● **Description of the task**: Scan the records and identify every line in which the string "冷卻風扇作動有無異常" occurs, then return those lines.
── Record list
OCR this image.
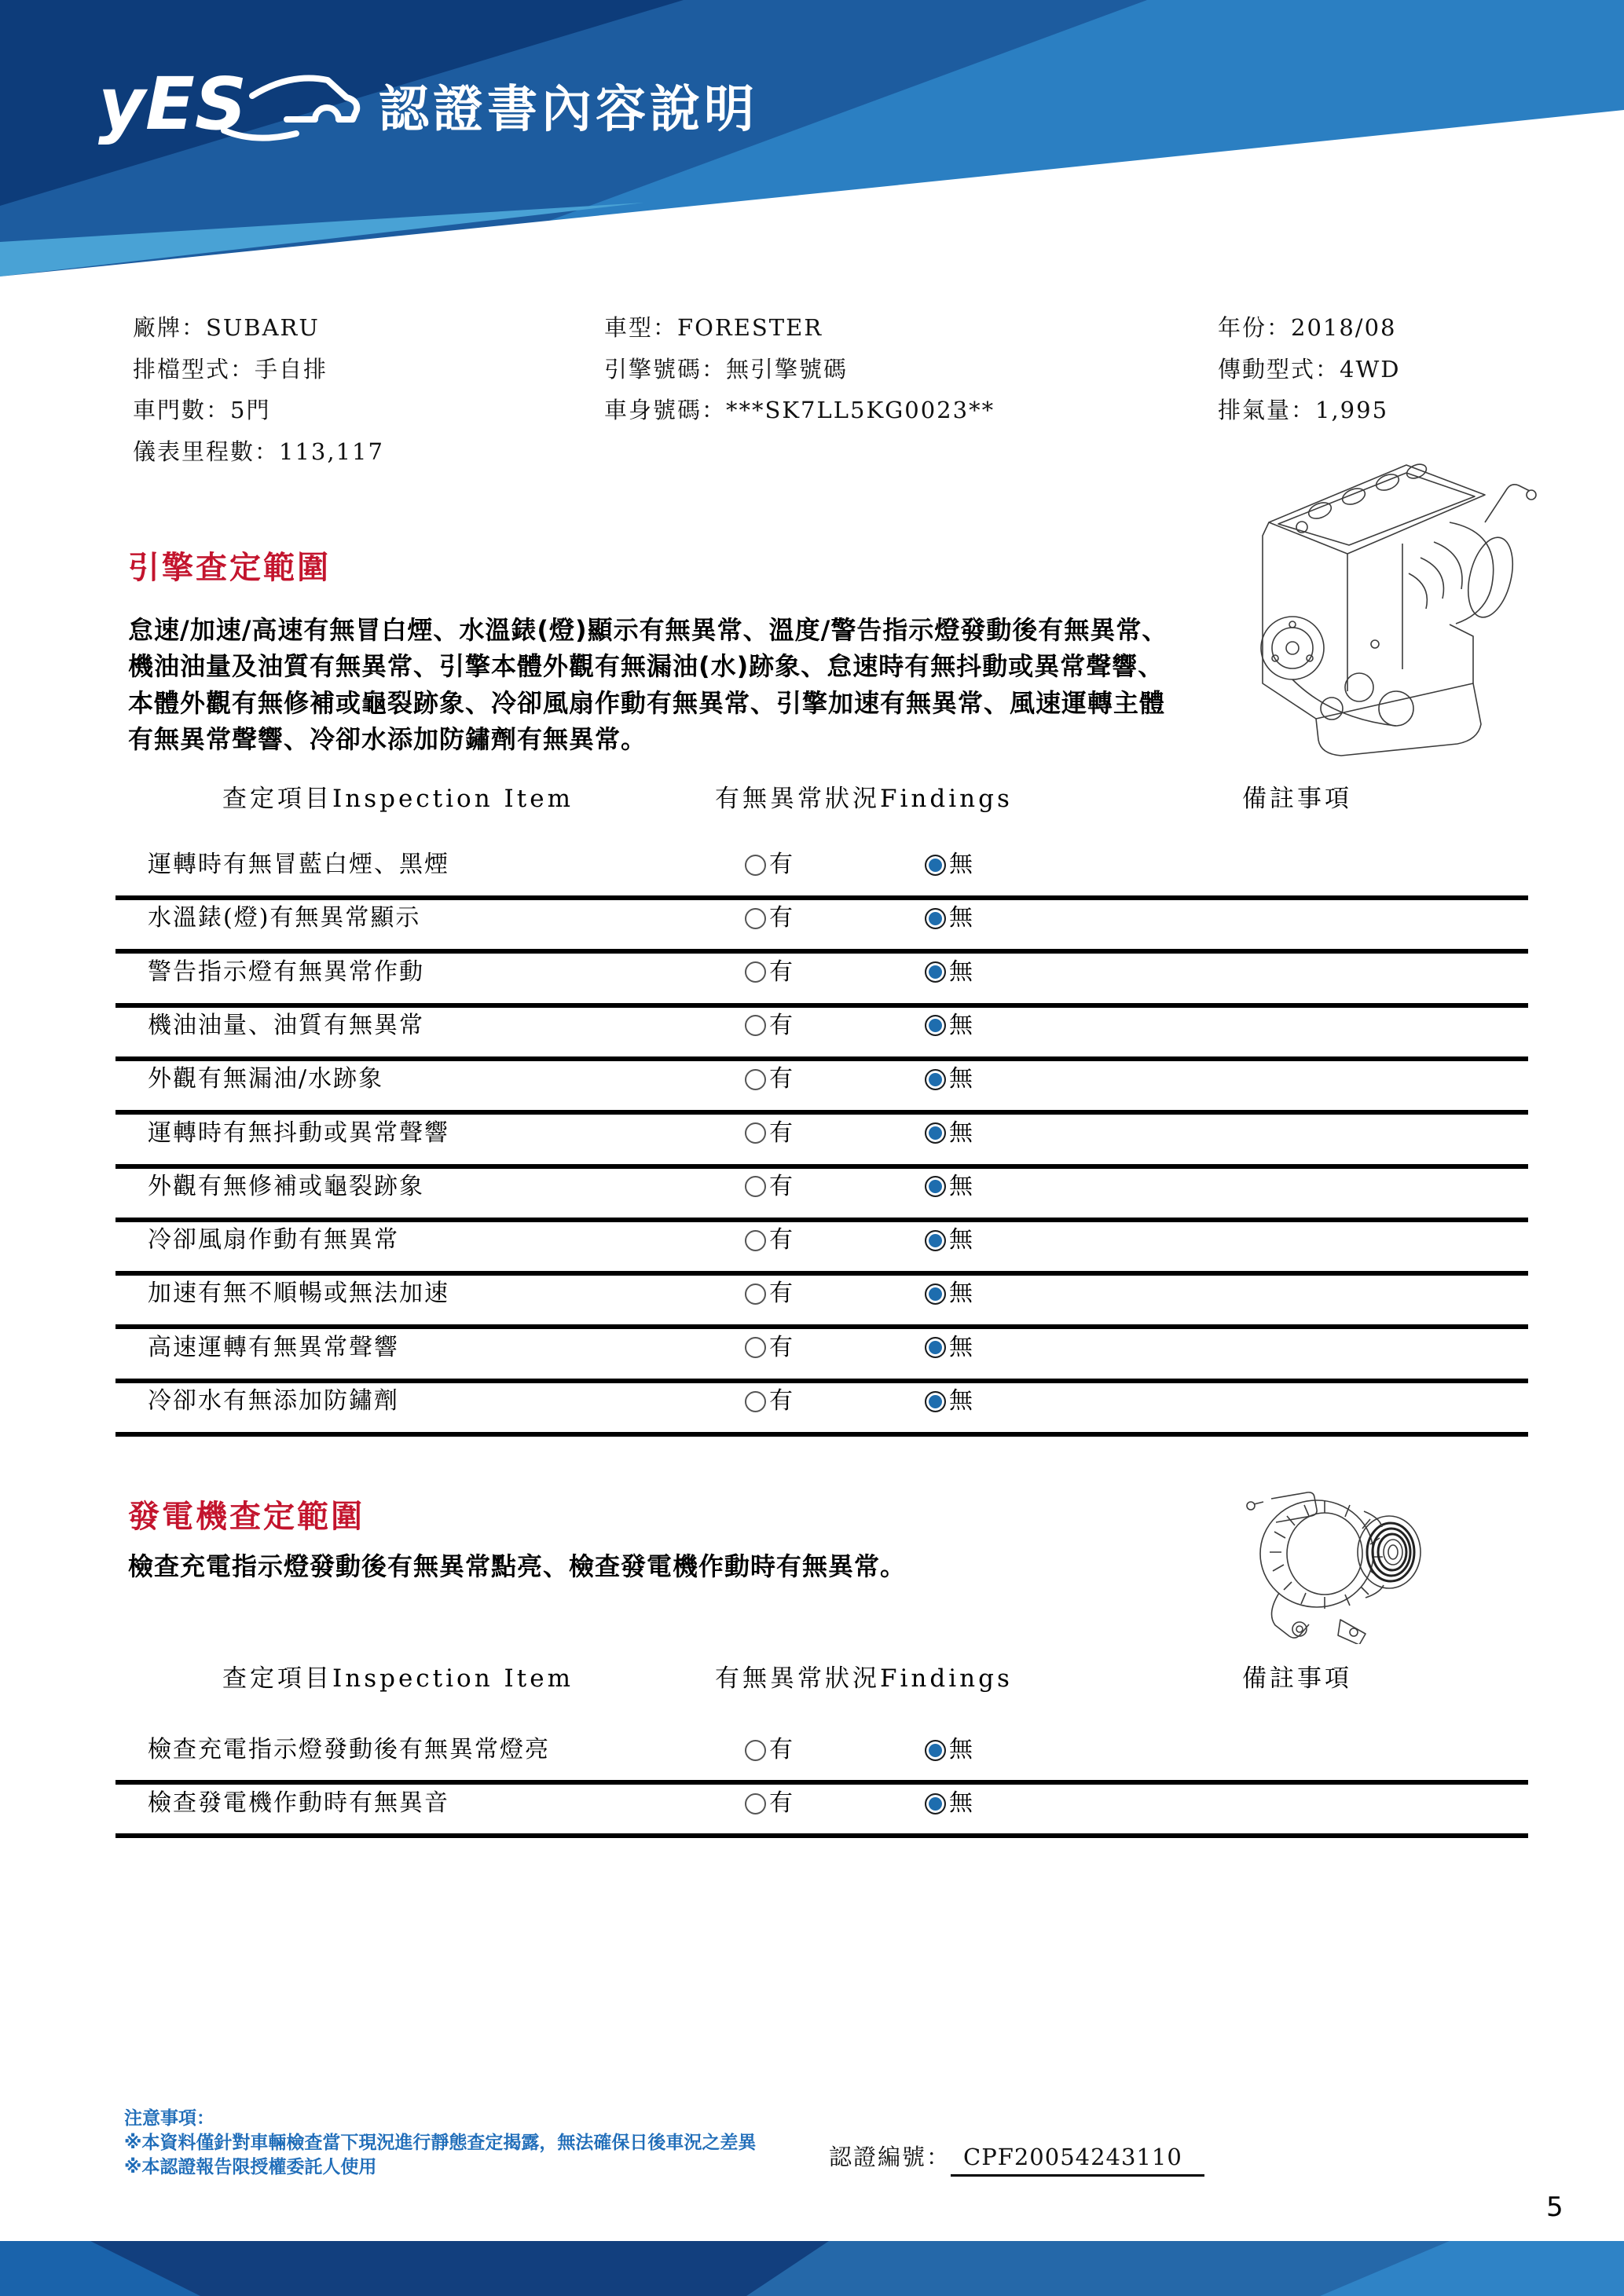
yES	認證書內容說明
引擎查定範圍
查定項目Inspection Item	有無異常狀況Findings	備註事項
發電機查定範圍
查定項目Inspection Item	有無異常狀況Findings	備註事項
注意事項：
認證編號： CPF20054243110
5
廠牌：SUBARU
排檔型式：手自排
車門數：5門
儀表里程數：113,117
車型：FORESTER
引擎號碼：無引擎號碼
車身號碼：***SK7LL5KG0023**
年份：2018/08
傳動型式：4WD
排氣量：1,995
怠速/加速/高速有無冒白煙、水溫錶(燈)顯示有無異常、溫度/警告指示燈發動後有無異常、
機油油量及油質有無異常、引擎本體外觀有無漏油(水)跡象、怠速時有無抖動或異常聲響、
本體外觀有無修補或龜裂跡象、冷卻風扇作動有無異常、引擎加速有無異常、風速運轉主體
有無異常聲響、冷卻水添加防鏽劑有無異常。
檢查充電指示燈發動後有無異常點亮、檢查發電機作動時有無異常。
※本資料僅針對車輛檢查當下現況進行靜態查定揭露，無法確保日後車況之差異
※本認證報告限授權委託人使用
運轉時有無冒藍白煙、黑煙	有	無
水溫錶(燈)有無異常顯示	有	無
警告指示燈有無異常作動	有	無
機油油量、油質有無異常	有	無
外觀有無漏油/水跡象	有	無
運轉時有無抖動或異常聲響	有	無
外觀有無修補或龜裂跡象	有	無
冷卻風扇作動有無異常	有	無
加速有無不順暢或無法加速	有	無
高速運轉有無異常聲響	有	無
冷卻水有無添加防鏽劑	有	無
檢查充電指示燈發動後有無異常燈亮	有	無
檢查發電機作動時有無異音	有	無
────
● **Result of the task**:
本體外觀有無修補或龜裂跡象、冷卻風扇作動有無異常、引擎加速有無異常、風速運轉主體
冷卻風扇作動有無異常	有	無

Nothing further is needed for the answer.